*** Opening SELECTED EXCERPT ***
If the chairman and the industry dictate AI, AI it is. The same people who said girls and coal miners have to code now talk about efficiency, products and rationalize layoffs.

This is the product of an industry that has been dominated by bullshitters for at least two decades.


Comparing AI to steel production in the Great Leap Forward seems unfair. It's not some communist plan - it's a capitalist free for all similar to the industrial revolutions in the UK/US. It won't lead to a famine, it'll lead to the chaotic creative destruction capitalism usually produces.

You're mistaking communism/capitalism as economic systems for communism/capitalism as organizational structures. The latter is what the argument centers around.

It's been argued frequently that families and tech companies are structured like socialist states. Central planning, flatter structures, division of labor...I'm not starting down that thread or opening up that debate.

This only is not a capitalist structure but capitalism itself doesn't really offer any ideas about structure or governance beyond encouraging the free movement of capital.


Oh god, don't get me started on this. The article goes full opera-level tragedy, like we're all marching into some corporate gulag where AI eats our souls and the lights go out forever. "The famine comes later" my ass. It's peak doomer porn, written to make you feel like the sky is falling instead of just another round of executive circle jerking.

The corporate world has always been 80% lies, fake KPIs and theatre. "Synergies", "disruptive innovation" "digital transformation", same shit since the 90s. Managers don't give a flying fuck about your clever moat. They wake up one day, get a spreadsheet from McKinsey saying "cut 15%" and boom - your undocumented wizardry gets deleted along with your badge. Nothing personal, just Excel doing what Excel does.

Yes, the corporate bullshitry has been turbocharged with AI now. But it's nothing new and nothing that much tragic. At the very least the same AI can help me finally release personal projects that have been collecting dust for years. Who knows what the future will bring. I'd be much more worried of oil supply chokehold than of AI turbo circus in the corporate world. No oil means not having enough food tomorrow; or medical supplies. My child might die because of this. But AI temporarily causing perturbations at work is just another round of corporate theatre. Been there many times.

Employment danger is real, but not apocalyptic. Some jobs will evaporate, sure. But even as the same articles states, now once thing ("AI know-how") replaced another thing ("domain knowledge siloing"). The corporate machine still needs warm bodies for the messy human parts: sales, talking to customers (customers hate talking to a robot, what a fucking surprise), covering ass. I would say, covering ass is the most important one, along with delegating the project management to someone else below on the corporate hierarchy, so upper management wouldn't have to work and would only keep asking for status updates. They would always need someone to type the actual AI requests. It's not like top management or VP would ever do that, neither they would ever run it automatically, since AI can delete production (happened many times), and they don't want to be the scapegoats.
*** Closing SELECTED EXCERPT ***
*** Opening RECORD EXCERPTS ***
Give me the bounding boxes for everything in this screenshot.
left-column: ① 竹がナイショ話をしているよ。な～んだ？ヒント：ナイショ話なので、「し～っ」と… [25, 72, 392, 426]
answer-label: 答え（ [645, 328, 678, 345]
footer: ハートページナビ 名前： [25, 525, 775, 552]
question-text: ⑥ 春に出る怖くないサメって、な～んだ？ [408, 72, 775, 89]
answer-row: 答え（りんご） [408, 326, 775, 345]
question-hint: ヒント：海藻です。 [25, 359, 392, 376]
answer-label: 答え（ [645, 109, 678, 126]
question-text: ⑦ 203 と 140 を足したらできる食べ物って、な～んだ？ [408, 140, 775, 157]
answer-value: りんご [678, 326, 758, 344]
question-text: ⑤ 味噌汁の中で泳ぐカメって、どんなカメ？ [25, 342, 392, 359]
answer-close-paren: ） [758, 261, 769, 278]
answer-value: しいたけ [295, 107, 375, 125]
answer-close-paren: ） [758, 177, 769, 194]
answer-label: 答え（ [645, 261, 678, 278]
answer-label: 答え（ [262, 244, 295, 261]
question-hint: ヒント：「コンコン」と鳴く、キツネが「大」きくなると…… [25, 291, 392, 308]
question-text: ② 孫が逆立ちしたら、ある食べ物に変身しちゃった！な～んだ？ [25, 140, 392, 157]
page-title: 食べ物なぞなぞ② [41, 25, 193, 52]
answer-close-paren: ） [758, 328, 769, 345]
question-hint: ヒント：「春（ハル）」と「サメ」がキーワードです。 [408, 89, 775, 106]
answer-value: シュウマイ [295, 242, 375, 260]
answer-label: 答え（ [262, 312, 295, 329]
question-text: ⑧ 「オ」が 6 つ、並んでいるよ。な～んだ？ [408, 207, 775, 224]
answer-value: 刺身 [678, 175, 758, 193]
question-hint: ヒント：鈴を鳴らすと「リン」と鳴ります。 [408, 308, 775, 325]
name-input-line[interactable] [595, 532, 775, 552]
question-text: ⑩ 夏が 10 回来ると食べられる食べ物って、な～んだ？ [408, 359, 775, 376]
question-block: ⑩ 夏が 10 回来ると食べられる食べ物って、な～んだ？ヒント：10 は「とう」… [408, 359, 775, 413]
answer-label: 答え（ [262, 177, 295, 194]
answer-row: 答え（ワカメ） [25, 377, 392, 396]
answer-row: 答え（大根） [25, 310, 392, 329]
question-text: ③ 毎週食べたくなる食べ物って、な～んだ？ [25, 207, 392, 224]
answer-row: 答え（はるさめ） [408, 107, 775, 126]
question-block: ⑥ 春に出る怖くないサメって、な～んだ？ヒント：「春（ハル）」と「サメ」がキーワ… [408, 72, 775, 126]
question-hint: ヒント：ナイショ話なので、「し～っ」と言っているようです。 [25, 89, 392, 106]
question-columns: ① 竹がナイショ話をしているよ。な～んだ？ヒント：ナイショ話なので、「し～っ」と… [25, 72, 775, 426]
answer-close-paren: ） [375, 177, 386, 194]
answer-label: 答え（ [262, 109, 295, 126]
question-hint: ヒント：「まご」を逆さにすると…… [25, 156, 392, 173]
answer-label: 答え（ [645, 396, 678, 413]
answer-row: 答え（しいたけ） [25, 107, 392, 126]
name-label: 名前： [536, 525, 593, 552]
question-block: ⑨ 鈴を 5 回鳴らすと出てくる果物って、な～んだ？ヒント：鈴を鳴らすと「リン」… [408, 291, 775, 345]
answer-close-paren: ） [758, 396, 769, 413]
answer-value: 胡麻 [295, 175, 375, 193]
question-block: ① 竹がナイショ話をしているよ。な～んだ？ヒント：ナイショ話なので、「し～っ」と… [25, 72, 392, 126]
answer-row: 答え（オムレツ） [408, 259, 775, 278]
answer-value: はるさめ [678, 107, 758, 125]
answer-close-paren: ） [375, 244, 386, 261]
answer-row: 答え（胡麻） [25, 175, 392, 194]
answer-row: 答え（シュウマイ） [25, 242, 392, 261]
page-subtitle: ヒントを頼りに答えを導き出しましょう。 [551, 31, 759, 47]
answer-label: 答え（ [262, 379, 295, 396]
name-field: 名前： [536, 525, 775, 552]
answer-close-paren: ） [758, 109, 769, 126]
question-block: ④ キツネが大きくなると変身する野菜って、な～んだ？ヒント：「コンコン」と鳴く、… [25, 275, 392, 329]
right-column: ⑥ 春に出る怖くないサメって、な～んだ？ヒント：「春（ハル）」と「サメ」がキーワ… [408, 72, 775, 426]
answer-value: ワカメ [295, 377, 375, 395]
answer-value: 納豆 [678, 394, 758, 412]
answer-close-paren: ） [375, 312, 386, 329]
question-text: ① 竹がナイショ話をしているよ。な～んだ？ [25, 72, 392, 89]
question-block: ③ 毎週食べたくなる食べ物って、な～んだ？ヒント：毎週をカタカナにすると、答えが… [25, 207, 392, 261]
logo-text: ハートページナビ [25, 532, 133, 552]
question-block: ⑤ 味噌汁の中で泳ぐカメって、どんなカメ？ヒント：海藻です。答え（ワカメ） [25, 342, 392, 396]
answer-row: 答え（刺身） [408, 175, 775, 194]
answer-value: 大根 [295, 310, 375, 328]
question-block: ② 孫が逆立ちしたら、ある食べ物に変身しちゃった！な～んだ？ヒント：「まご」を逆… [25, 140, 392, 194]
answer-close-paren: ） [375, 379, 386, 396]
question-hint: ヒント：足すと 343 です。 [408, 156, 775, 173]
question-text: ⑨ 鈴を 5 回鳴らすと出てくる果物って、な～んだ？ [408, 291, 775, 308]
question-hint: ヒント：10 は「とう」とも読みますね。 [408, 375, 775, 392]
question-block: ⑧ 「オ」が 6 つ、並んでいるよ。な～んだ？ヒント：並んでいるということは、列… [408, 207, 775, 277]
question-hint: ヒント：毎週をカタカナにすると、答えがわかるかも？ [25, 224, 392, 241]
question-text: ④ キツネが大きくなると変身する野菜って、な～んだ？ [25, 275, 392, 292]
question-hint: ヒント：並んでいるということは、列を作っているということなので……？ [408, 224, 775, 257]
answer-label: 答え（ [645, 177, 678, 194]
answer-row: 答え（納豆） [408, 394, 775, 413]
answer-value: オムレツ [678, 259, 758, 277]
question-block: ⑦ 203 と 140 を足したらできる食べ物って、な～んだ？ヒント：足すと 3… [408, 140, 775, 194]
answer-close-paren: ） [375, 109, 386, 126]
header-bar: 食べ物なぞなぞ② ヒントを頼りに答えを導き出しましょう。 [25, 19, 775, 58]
*** Closing RECORD EXCERPTS ***
INSTRUCTIONS:
1. Copy the passage from the AI workplace comments word for word, from "This is the" up to and including "up that debate.".
2. Answer these questions from the AI workplace comments:
(a) Steel production during which historical campaign is AI said to be unfairly compared to?
(b) What share of the corporate world does one comment say has always been lies, fake KPIs and theatre?
(c) A chokehold on the supply of what does one writer find more worrying than AI in the corporate world?

EXPECTED OUTPUTS:
1.
This is the product of an industry that has been dominated by bullshitters for at least two decades.


Comparing AI to steel production in the Great Leap Forward seems unfair. It's not some communist plan - it's a capitalist free for all similar to the industrial revolutions in the UK/US. It won't lead to a famine, it'll lead to the chaotic creative destruction capitalism usually produces.

You're mistaking communism/capitalism as economic systems for communism/capitalism as organizational structures. The latter is what the argument centers around.

It's been argued frequently that families and tech companies are structured like socialist states. Central planning, flatter structures, division of labor...I'm not starting down that thread or opening up that debate.

2.
(a) The Great Leap Forward.
(b) 80%.
(c) Oil.